- INFORMATION PROVIDED -
□ □ □ □

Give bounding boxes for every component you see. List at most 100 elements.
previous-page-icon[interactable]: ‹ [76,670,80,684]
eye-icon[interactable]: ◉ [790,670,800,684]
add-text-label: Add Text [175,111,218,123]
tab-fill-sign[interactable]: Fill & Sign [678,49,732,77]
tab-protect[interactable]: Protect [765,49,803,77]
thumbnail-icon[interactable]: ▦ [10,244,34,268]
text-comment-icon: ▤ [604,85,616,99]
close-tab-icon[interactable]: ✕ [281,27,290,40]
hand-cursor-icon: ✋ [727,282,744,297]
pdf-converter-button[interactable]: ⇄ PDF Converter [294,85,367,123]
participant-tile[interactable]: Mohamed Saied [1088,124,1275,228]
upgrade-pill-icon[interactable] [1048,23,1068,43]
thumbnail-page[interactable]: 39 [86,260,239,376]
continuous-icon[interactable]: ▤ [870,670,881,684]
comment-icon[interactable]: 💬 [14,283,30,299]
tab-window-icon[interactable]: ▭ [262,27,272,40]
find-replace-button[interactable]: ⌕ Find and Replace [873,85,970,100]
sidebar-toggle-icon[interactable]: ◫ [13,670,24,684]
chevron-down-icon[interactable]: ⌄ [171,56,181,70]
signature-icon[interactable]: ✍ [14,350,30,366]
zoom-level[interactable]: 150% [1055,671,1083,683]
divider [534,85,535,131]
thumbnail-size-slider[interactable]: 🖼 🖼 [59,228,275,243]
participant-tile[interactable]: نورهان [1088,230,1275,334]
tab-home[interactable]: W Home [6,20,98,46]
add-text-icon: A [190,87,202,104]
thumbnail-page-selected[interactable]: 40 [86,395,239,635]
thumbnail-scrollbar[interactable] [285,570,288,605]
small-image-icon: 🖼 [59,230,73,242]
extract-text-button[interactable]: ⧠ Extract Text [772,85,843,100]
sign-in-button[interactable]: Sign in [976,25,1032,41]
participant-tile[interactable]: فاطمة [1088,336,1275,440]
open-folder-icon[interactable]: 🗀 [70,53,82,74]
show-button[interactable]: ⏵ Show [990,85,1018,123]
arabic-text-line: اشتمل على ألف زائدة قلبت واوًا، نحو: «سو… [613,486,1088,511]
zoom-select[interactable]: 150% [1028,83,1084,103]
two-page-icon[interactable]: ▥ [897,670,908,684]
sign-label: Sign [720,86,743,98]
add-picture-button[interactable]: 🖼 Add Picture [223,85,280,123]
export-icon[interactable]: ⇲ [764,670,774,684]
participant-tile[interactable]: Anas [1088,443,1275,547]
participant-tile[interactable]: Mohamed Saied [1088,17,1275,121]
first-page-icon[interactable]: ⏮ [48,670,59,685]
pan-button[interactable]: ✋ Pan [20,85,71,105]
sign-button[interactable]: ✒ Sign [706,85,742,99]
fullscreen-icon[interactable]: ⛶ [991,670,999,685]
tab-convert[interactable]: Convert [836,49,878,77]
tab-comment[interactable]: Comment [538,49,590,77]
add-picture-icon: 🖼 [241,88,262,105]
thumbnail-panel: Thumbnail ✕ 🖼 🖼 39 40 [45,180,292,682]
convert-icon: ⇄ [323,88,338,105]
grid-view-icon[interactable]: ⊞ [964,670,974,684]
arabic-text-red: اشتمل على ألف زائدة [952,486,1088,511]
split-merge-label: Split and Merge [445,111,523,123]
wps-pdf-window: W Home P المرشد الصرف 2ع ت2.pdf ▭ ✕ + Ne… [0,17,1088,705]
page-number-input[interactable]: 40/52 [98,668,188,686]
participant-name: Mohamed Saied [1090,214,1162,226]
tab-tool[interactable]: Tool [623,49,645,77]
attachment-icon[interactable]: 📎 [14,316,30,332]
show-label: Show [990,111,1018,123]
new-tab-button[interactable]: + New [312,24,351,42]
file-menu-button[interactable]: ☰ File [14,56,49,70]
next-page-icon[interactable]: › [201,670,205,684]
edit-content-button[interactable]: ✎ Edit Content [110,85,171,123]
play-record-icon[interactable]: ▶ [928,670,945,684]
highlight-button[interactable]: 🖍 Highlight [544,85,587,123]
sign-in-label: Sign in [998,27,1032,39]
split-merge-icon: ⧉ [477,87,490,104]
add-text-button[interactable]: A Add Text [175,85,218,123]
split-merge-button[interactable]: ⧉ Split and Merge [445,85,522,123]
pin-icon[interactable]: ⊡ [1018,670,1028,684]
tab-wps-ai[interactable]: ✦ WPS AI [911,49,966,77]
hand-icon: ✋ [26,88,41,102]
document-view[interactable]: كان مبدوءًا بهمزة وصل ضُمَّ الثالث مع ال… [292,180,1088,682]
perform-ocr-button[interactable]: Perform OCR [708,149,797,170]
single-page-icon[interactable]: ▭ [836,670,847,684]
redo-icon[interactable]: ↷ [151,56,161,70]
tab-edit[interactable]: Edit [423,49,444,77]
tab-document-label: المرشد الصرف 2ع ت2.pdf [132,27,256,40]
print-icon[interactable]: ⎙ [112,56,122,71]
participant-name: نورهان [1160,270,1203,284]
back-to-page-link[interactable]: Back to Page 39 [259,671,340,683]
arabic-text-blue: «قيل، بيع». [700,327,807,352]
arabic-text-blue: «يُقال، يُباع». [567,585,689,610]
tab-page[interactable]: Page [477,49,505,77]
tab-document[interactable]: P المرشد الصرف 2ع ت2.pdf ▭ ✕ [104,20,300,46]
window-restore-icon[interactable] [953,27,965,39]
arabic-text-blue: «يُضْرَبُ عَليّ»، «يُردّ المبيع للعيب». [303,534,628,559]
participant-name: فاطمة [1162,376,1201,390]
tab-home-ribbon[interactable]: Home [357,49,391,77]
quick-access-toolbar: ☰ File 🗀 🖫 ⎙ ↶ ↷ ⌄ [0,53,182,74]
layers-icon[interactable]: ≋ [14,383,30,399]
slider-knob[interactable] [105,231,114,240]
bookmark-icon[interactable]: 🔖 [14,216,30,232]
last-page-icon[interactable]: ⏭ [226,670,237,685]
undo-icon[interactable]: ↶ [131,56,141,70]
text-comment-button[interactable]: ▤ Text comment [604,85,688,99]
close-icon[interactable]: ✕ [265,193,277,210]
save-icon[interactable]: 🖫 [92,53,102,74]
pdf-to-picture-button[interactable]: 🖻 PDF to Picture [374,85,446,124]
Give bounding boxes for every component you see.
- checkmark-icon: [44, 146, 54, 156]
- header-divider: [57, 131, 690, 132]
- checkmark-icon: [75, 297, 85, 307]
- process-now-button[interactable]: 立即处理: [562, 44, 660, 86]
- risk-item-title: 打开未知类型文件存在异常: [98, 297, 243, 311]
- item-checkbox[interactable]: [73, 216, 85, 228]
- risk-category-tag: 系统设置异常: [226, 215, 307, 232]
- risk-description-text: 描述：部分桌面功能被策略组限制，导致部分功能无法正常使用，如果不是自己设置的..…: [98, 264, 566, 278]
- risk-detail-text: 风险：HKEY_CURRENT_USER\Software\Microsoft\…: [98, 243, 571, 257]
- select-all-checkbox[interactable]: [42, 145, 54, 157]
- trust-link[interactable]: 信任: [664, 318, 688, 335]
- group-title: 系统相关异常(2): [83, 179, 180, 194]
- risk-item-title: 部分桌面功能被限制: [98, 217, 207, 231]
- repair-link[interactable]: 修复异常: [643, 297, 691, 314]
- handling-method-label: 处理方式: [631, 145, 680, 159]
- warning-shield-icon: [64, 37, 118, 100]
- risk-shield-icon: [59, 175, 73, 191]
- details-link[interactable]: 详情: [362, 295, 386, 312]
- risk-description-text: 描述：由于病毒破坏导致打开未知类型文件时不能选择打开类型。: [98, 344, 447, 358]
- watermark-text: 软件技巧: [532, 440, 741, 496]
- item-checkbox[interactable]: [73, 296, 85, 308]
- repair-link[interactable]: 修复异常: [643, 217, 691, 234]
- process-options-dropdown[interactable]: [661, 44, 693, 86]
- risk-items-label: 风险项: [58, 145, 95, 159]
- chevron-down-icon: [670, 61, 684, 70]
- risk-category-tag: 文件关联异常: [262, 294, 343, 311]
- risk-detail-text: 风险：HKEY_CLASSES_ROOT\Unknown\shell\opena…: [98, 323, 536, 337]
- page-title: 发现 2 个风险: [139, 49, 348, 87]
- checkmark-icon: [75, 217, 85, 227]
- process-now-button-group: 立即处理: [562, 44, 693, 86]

□ □ □ □

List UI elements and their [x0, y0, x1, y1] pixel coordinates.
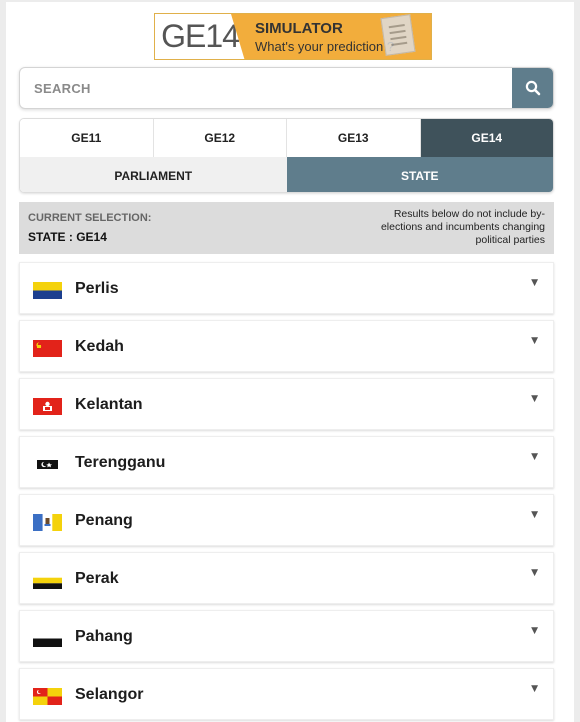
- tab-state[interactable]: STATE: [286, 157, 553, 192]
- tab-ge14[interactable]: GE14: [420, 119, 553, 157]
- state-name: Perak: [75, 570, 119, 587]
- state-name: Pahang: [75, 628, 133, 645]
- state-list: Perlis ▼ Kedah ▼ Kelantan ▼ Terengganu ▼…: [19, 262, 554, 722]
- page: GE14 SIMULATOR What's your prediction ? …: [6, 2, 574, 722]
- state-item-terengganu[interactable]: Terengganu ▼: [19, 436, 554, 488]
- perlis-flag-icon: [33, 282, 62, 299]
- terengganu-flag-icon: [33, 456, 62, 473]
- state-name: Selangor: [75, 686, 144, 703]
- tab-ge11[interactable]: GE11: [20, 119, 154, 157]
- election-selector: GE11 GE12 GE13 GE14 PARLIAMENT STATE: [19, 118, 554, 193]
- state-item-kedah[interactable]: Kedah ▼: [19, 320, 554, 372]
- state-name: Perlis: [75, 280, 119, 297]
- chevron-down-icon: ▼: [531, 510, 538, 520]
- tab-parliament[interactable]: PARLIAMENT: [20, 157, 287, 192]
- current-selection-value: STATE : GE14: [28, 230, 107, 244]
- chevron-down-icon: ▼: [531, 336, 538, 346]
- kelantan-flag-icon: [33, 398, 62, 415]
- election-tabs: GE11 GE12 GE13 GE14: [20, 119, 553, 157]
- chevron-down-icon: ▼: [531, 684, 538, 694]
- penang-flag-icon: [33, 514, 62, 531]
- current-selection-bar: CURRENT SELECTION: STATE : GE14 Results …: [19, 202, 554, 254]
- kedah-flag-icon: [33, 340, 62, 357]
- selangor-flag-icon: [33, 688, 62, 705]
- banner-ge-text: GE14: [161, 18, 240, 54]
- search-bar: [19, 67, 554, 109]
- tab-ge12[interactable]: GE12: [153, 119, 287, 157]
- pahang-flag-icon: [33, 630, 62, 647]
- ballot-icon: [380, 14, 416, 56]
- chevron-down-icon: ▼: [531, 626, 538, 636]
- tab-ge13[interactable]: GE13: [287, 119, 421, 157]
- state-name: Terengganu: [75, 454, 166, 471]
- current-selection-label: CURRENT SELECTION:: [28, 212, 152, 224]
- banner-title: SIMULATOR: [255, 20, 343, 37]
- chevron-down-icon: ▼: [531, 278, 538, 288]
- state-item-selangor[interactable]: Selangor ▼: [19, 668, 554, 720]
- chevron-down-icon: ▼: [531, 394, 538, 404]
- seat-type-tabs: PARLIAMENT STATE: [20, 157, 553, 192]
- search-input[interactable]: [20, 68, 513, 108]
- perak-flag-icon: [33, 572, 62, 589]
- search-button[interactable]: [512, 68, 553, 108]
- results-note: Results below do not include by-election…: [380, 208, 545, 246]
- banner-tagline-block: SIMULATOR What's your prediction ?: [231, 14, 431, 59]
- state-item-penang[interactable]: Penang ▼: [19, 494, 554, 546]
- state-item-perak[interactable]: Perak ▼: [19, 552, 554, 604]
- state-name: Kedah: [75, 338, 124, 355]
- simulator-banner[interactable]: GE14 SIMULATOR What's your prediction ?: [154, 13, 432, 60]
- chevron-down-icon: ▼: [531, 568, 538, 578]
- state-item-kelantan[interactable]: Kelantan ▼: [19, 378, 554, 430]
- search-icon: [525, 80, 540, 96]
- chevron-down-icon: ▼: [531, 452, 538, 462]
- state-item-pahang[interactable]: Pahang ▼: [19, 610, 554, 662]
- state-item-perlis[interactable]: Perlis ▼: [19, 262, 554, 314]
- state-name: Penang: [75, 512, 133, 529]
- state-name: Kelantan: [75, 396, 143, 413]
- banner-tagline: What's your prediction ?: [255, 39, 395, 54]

□ □ □ □

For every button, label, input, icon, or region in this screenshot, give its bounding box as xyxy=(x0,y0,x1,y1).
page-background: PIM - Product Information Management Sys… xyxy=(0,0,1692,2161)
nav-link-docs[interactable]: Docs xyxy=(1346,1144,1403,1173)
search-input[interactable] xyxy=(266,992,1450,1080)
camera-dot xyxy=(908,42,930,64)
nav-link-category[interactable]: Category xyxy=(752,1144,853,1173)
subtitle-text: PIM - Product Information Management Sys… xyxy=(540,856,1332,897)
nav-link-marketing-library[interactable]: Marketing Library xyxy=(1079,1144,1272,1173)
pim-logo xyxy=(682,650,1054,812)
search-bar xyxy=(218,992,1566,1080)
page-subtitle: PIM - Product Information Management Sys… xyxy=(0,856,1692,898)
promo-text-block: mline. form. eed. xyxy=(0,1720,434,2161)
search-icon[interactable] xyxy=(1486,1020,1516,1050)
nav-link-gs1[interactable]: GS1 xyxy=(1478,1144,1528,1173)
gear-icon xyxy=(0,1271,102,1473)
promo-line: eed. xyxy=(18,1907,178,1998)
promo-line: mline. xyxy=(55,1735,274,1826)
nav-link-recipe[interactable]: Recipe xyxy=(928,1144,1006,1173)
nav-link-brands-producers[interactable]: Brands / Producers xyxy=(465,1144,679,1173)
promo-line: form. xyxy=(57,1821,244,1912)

□ □ □ □

- SET TASK -
Return everything from the line containing "Give bounding boxes for every component you see. List" down to the line containing "tab-protect[interactable]: Protect [765,49,803,77]", unchanged, with both of those lines included.

- ANSWER FOR THIS EXERCISE -
Give bounding boxes for every component you see. List at most 100 elements.
previous-page-icon[interactable]: ‹ [76,670,80,684]
eye-icon[interactable]: ◉ [790,670,800,684]
add-text-label: Add Text [175,111,218,123]
tab-fill-sign[interactable]: Fill & Sign [678,49,732,77]
tab-protect[interactable]: Protect [765,49,803,77]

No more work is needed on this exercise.